__What is required__: Select every line below containing the word "Effective".

________________________

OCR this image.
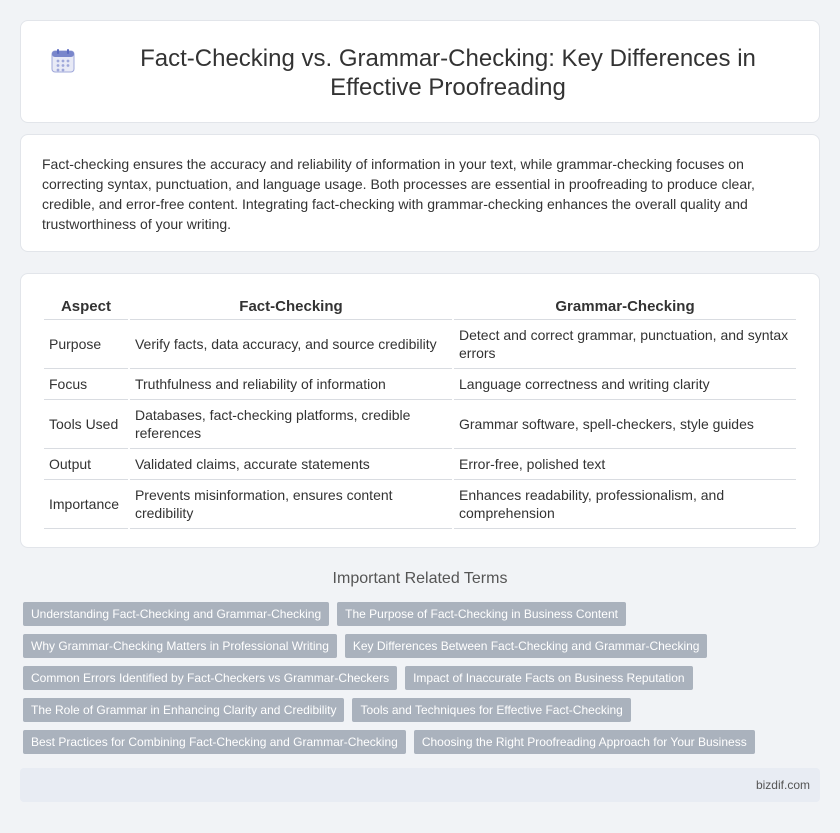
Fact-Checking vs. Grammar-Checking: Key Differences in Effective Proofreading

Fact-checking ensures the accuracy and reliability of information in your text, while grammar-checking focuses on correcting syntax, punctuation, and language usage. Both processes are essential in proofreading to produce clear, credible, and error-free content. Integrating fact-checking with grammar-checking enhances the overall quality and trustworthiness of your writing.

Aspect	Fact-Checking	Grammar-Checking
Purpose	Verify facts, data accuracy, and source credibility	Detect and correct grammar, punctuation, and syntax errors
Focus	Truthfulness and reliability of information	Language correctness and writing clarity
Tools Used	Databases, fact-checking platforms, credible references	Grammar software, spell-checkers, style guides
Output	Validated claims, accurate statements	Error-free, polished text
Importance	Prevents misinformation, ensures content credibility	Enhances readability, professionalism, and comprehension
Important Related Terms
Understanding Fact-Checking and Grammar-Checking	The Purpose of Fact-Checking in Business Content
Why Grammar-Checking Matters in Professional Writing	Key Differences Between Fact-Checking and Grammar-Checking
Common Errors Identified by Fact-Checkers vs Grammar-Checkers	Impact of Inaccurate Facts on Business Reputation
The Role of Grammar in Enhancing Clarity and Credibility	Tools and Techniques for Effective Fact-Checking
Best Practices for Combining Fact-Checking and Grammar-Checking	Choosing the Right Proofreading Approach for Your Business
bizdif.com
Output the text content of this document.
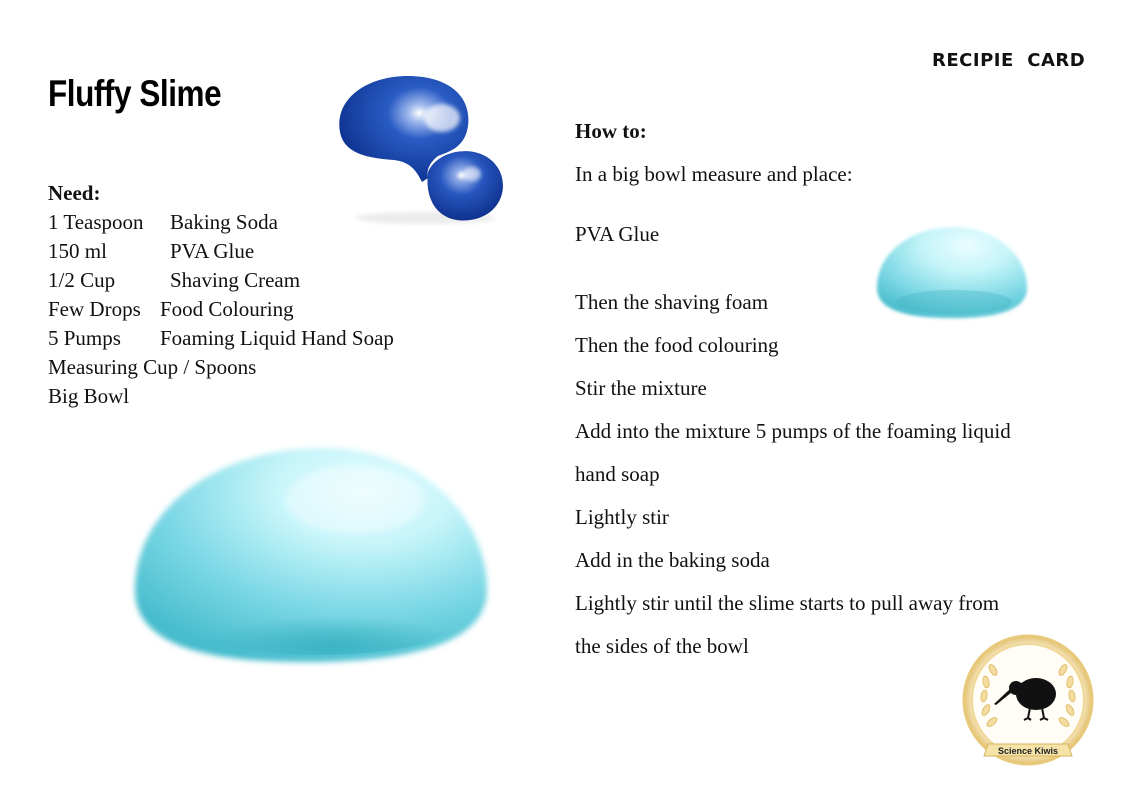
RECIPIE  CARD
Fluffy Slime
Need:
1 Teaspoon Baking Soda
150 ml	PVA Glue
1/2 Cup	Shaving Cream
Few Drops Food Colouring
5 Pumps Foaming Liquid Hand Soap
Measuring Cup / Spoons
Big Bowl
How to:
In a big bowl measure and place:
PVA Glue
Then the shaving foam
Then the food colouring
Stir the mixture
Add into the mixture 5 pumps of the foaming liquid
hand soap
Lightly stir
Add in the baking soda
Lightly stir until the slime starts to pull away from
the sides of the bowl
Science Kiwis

________________________

__Complete response__:
Fact-Checking vs. Grammar-Checking: Key Differences in Effective Proofreading
The Role of Grammar in Enhancing Clarity and Credibility	Tools and Techniques for Effective Fact-Checking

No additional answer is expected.